--- To be done ---
Change every "treemap-rect" in the records below to "treemap-box" and reproduce all the lines with no other edits.

--- Material to process ---
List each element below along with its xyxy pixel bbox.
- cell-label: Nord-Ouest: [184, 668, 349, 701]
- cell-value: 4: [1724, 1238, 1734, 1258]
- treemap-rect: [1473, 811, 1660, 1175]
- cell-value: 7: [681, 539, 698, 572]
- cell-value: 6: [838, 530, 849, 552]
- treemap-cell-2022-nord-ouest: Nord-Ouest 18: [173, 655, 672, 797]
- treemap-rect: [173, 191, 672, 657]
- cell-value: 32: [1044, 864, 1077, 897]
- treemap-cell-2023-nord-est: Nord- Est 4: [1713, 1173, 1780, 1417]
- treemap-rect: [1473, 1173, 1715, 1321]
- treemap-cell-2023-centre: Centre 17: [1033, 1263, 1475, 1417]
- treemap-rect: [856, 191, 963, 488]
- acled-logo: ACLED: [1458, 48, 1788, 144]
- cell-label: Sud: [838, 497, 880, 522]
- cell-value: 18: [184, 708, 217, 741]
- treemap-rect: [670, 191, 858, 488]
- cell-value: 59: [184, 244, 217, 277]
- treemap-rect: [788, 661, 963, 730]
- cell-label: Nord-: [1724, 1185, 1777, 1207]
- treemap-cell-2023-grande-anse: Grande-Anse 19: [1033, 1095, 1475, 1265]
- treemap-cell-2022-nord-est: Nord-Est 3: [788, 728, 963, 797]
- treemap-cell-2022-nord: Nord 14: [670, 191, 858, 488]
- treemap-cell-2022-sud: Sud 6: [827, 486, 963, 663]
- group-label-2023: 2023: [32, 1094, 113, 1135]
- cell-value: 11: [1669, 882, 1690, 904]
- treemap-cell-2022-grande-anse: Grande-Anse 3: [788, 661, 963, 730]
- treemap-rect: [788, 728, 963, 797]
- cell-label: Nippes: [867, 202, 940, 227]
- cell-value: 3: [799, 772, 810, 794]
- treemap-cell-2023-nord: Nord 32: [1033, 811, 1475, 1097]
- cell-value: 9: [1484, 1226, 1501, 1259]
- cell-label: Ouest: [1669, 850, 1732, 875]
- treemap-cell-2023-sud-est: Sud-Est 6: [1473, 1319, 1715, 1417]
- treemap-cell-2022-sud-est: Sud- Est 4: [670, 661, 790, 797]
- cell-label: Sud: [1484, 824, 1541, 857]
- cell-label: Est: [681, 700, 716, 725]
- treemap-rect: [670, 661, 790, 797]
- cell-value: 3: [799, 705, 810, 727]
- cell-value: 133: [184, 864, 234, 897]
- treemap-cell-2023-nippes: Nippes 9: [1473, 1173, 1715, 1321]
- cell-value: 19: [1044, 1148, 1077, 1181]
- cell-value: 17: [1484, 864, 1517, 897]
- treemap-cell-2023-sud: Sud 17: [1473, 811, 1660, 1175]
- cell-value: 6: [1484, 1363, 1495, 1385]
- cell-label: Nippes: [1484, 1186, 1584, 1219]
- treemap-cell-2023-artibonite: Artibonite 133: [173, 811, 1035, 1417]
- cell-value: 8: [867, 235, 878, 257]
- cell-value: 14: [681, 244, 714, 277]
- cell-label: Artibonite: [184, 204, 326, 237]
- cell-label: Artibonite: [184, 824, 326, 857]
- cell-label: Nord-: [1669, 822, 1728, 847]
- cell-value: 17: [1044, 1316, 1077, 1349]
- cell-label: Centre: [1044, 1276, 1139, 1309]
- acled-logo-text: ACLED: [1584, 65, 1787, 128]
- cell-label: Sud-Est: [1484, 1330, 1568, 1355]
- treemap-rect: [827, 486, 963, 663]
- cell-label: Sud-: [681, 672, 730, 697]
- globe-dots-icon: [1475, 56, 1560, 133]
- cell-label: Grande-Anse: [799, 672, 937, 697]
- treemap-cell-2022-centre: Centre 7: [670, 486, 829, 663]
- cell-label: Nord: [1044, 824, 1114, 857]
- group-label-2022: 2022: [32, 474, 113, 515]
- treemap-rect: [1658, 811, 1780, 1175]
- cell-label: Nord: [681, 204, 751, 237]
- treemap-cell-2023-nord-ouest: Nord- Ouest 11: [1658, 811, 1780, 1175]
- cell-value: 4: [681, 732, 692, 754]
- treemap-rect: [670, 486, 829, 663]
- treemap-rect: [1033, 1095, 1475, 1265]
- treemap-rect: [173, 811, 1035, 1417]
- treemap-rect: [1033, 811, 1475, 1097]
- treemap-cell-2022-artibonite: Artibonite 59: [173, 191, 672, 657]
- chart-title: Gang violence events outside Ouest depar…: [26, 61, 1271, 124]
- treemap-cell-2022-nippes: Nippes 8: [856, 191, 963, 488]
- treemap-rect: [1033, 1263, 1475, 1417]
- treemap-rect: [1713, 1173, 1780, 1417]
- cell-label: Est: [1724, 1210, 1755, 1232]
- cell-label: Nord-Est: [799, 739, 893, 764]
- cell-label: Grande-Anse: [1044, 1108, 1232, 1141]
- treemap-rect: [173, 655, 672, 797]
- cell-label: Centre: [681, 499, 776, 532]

--- Solution for this exercise ---
List each element below along with its xyxy pixel bbox.
- cell-label: Nord-Ouest: [184, 668, 349, 701]
- cell-value: 4: [1724, 1238, 1734, 1258]
- treemap-box: [1473, 811, 1660, 1175]
- cell-value: 7: [681, 539, 698, 572]
- cell-value: 6: [838, 530, 849, 552]
- treemap-cell-2022-nord-ouest: Nord-Ouest 18: [173, 655, 672, 797]
- treemap-box: [173, 191, 672, 657]
- cell-value: 32: [1044, 864, 1077, 897]
- treemap-cell-2023-nord-est: Nord- Est 4: [1713, 1173, 1780, 1417]
- treemap-box: [1473, 1173, 1715, 1321]
- treemap-cell-2023-centre: Centre 17: [1033, 1263, 1475, 1417]
- treemap-box: [856, 191, 963, 488]
- acled-logo: ACLED: [1458, 48, 1788, 144]
- cell-label: Sud: [838, 497, 880, 522]
- cell-value: 18: [184, 708, 217, 741]
- treemap-box: [670, 191, 858, 488]
- cell-value: 59: [184, 244, 217, 277]
- treemap-box: [788, 661, 963, 730]
- cell-label: Nord-: [1724, 1185, 1777, 1207]
- treemap-cell-2023-grande-anse: Grande-Anse 19: [1033, 1095, 1475, 1265]
- treemap-cell-2022-nord-est: Nord-Est 3: [788, 728, 963, 797]
- treemap-cell-2022-nord: Nord 14: [670, 191, 858, 488]
- treemap-cell-2022-sud: Sud 6: [827, 486, 963, 663]
- group-label-2023: 2023: [32, 1094, 113, 1135]
- cell-value: 11: [1669, 882, 1690, 904]
- treemap-cell-2022-grande-anse: Grande-Anse 3: [788, 661, 963, 730]
- treemap-box: [788, 728, 963, 797]
- cell-label: Nippes: [867, 202, 940, 227]
- cell-value: 3: [799, 772, 810, 794]
- treemap-cell-2023-nord: Nord 32: [1033, 811, 1475, 1097]
- cell-value: 9: [1484, 1226, 1501, 1259]
- cell-label: Ouest: [1669, 850, 1732, 875]
- treemap-cell-2023-sud-est: Sud-Est 6: [1473, 1319, 1715, 1417]
- treemap-cell-2022-sud-est: Sud- Est 4: [670, 661, 790, 797]
- cell-label: Sud: [1484, 824, 1541, 857]
- cell-label: Est: [681, 700, 716, 725]
- treemap-box: [670, 661, 790, 797]
- cell-value: 3: [799, 705, 810, 727]
- cell-value: 133: [184, 864, 234, 897]
- treemap-cell-2023-nippes: Nippes 9: [1473, 1173, 1715, 1321]
- cell-value: 19: [1044, 1148, 1077, 1181]
- cell-value: 17: [1484, 864, 1517, 897]
- treemap-cell-2023-sud: Sud 17: [1473, 811, 1660, 1175]
- cell-value: 6: [1484, 1363, 1495, 1385]
- cell-label: Nippes: [1484, 1186, 1584, 1219]
- treemap-cell-2023-artibonite: Artibonite 133: [173, 811, 1035, 1417]
- cell-value: 8: [867, 235, 878, 257]
- cell-value: 14: [681, 244, 714, 277]
- cell-label: Artibonite: [184, 204, 326, 237]
- cell-label: Artibonite: [184, 824, 326, 857]
- cell-label: Nord-: [1669, 822, 1728, 847]
- cell-value: 17: [1044, 1316, 1077, 1349]
- cell-label: Centre: [1044, 1276, 1139, 1309]
- acled-logo-text: ACLED: [1584, 65, 1787, 128]
- cell-label: Sud-Est: [1484, 1330, 1568, 1355]
- treemap-box: [827, 486, 963, 663]
- cell-label: Sud-: [681, 672, 730, 697]
- globe-dots-icon: [1475, 56, 1560, 133]
- cell-label: Grande-Anse: [799, 672, 937, 697]
- treemap-cell-2022-centre: Centre 7: [670, 486, 829, 663]
- cell-label: Nord: [1044, 824, 1114, 857]
- group-label-2022: 2022: [32, 474, 113, 515]
- treemap-box: [1658, 811, 1780, 1175]
- cell-label: Nord: [681, 204, 751, 237]
- treemap-cell-2023-nord-ouest: Nord- Ouest 11: [1658, 811, 1780, 1175]
- cell-value: 4: [681, 732, 692, 754]
- treemap-box: [670, 486, 829, 663]
- treemap-box: [1033, 1095, 1475, 1265]
- treemap-box: [173, 811, 1035, 1417]
- treemap-box: [1033, 811, 1475, 1097]
- treemap-cell-2022-artibonite: Artibonite 59: [173, 191, 672, 657]
- chart-title: Gang violence events outside Ouest depar…: [26, 61, 1271, 124]
- treemap-cell-2022-nippes: Nippes 8: [856, 191, 963, 488]
- treemap-box: [1033, 1263, 1475, 1417]
- treemap-box: [1713, 1173, 1780, 1417]
- cell-label: Est: [1724, 1210, 1755, 1232]
- cell-label: Nord-Est: [799, 739, 893, 764]
- cell-label: Grande-Anse: [1044, 1108, 1232, 1141]
- treemap-box: [173, 655, 672, 797]
- cell-label: Centre: [681, 499, 776, 532]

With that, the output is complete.